begin Exercise material

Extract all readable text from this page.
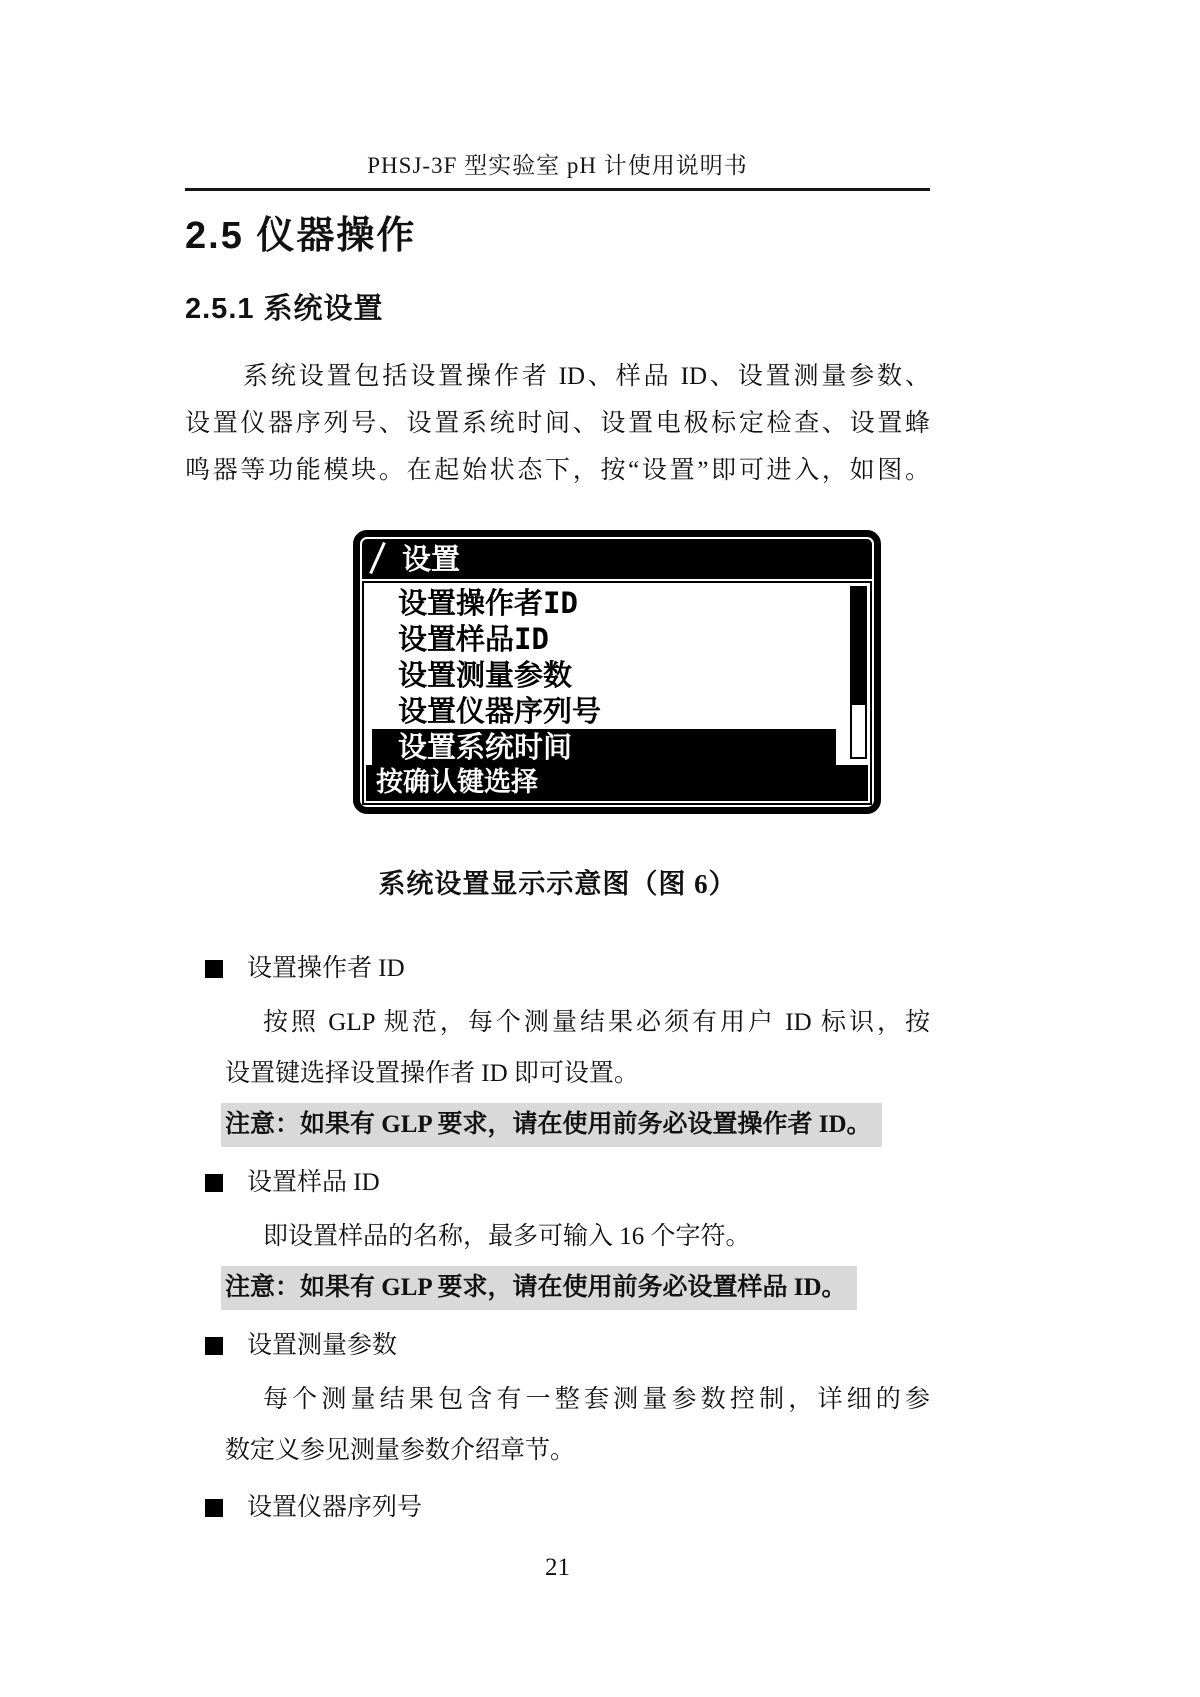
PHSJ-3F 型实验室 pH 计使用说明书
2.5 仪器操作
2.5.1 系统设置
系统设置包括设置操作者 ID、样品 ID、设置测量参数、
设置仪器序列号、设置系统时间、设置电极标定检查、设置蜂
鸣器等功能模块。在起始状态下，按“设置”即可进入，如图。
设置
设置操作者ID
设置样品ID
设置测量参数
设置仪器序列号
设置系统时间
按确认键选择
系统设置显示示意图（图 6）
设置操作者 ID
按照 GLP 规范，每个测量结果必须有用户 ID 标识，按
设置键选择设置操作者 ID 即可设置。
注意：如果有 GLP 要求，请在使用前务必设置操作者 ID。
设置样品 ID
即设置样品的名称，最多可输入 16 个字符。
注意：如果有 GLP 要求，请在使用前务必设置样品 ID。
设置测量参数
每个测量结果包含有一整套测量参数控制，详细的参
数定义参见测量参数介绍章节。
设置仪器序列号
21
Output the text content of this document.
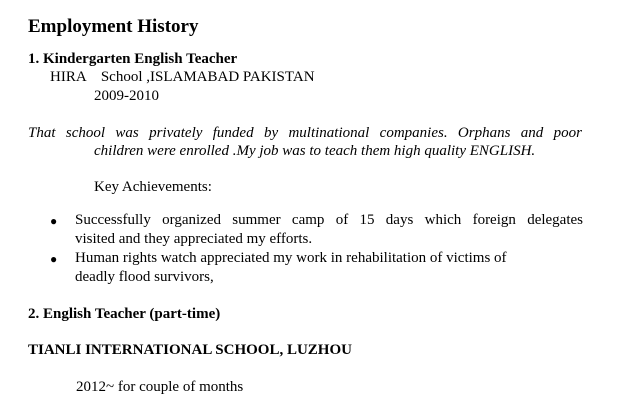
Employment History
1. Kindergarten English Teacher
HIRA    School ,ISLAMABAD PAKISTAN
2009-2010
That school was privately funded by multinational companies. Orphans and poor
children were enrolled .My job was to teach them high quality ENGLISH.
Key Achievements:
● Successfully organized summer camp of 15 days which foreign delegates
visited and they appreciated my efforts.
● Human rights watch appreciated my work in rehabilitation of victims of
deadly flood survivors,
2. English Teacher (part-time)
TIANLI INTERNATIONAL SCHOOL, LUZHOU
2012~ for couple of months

end Exercise material
begin Exercise material

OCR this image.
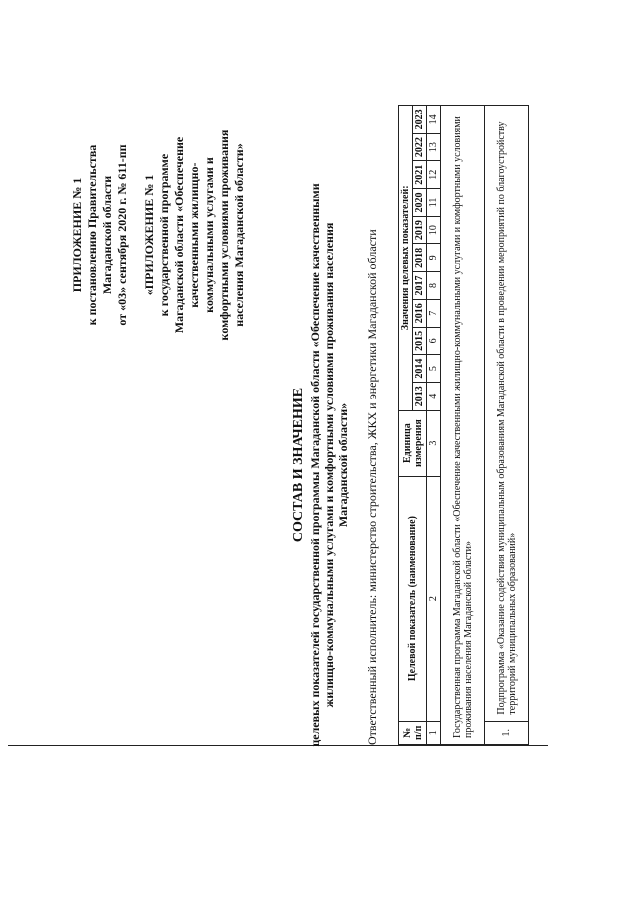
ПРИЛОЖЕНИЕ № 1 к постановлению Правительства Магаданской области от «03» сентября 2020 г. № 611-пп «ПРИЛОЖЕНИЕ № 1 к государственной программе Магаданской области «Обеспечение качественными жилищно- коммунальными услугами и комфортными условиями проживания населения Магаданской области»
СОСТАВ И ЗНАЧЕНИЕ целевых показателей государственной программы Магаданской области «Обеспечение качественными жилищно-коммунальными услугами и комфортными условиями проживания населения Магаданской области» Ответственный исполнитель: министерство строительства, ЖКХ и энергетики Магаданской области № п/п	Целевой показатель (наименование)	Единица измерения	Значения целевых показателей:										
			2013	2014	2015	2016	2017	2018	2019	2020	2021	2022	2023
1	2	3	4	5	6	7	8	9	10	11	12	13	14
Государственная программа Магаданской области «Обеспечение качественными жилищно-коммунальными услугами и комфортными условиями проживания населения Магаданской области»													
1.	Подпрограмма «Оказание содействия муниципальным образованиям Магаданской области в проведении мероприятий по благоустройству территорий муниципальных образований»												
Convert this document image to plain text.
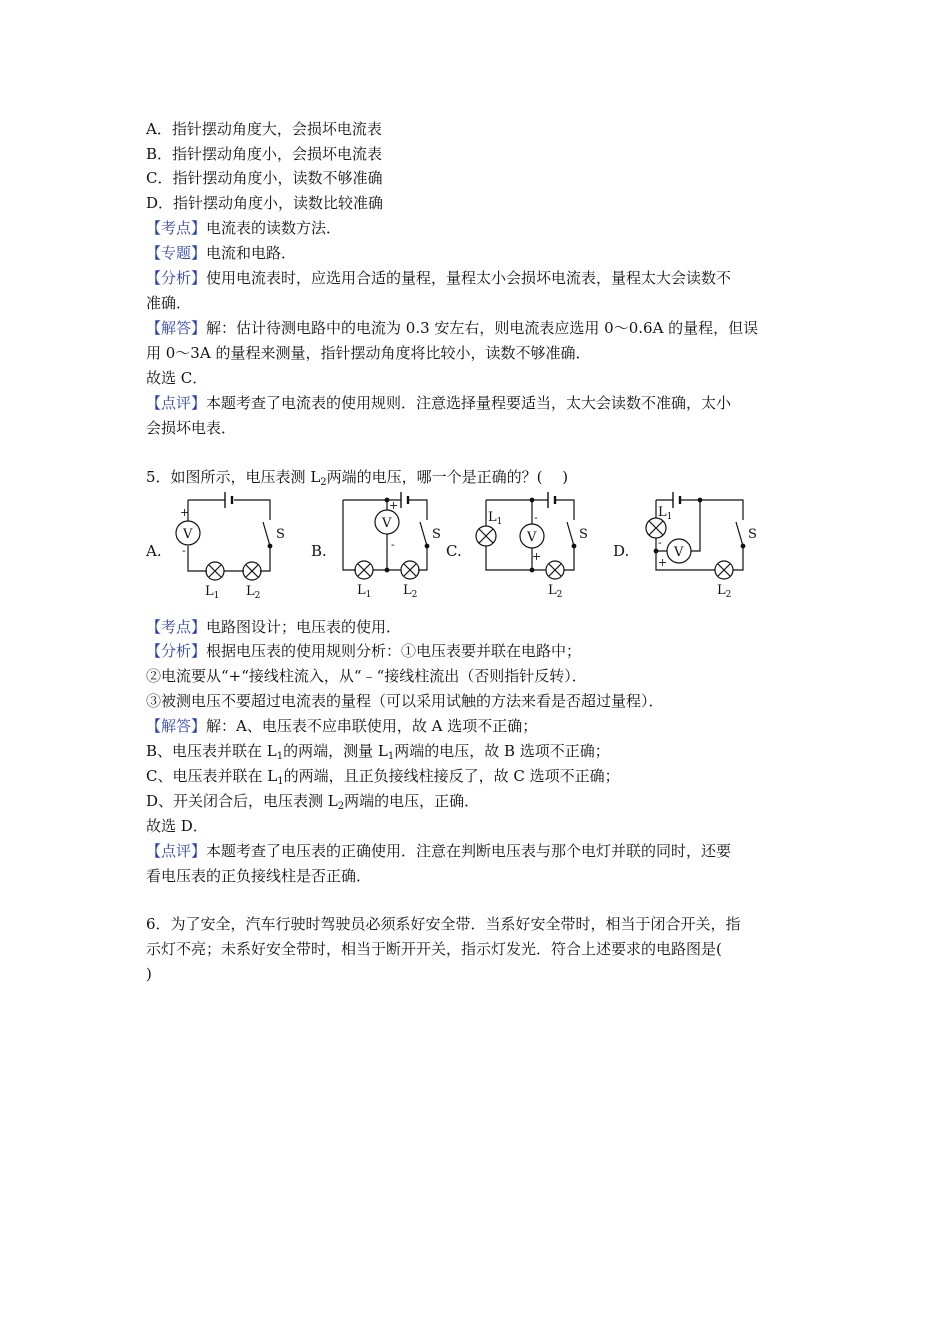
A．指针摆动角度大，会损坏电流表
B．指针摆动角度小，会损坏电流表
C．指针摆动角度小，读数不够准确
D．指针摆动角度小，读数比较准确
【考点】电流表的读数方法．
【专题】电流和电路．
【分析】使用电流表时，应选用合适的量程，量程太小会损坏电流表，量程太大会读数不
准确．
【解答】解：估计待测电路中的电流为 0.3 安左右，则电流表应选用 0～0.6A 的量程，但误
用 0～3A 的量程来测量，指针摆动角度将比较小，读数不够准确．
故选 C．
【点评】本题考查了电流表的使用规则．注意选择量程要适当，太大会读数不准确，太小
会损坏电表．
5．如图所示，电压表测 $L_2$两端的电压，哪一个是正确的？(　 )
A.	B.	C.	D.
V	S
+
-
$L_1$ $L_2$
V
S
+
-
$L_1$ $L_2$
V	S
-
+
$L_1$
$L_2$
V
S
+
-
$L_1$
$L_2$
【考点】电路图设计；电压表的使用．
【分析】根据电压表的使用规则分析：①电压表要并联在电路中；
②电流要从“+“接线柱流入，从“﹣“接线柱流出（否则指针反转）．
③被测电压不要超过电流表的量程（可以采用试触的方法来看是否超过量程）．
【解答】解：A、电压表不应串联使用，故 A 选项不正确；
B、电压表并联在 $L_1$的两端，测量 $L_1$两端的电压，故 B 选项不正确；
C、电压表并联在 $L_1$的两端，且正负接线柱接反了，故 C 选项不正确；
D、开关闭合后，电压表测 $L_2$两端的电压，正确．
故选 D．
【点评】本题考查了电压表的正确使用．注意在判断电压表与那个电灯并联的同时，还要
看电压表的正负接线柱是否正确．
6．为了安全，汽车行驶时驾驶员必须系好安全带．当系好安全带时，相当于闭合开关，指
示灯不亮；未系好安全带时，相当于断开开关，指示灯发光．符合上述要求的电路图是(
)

end Exercise material

▶ _Exercise directions_: Go through the material above and count the lines that contain "населения"; give that number alone.

▶ _The solution_: 3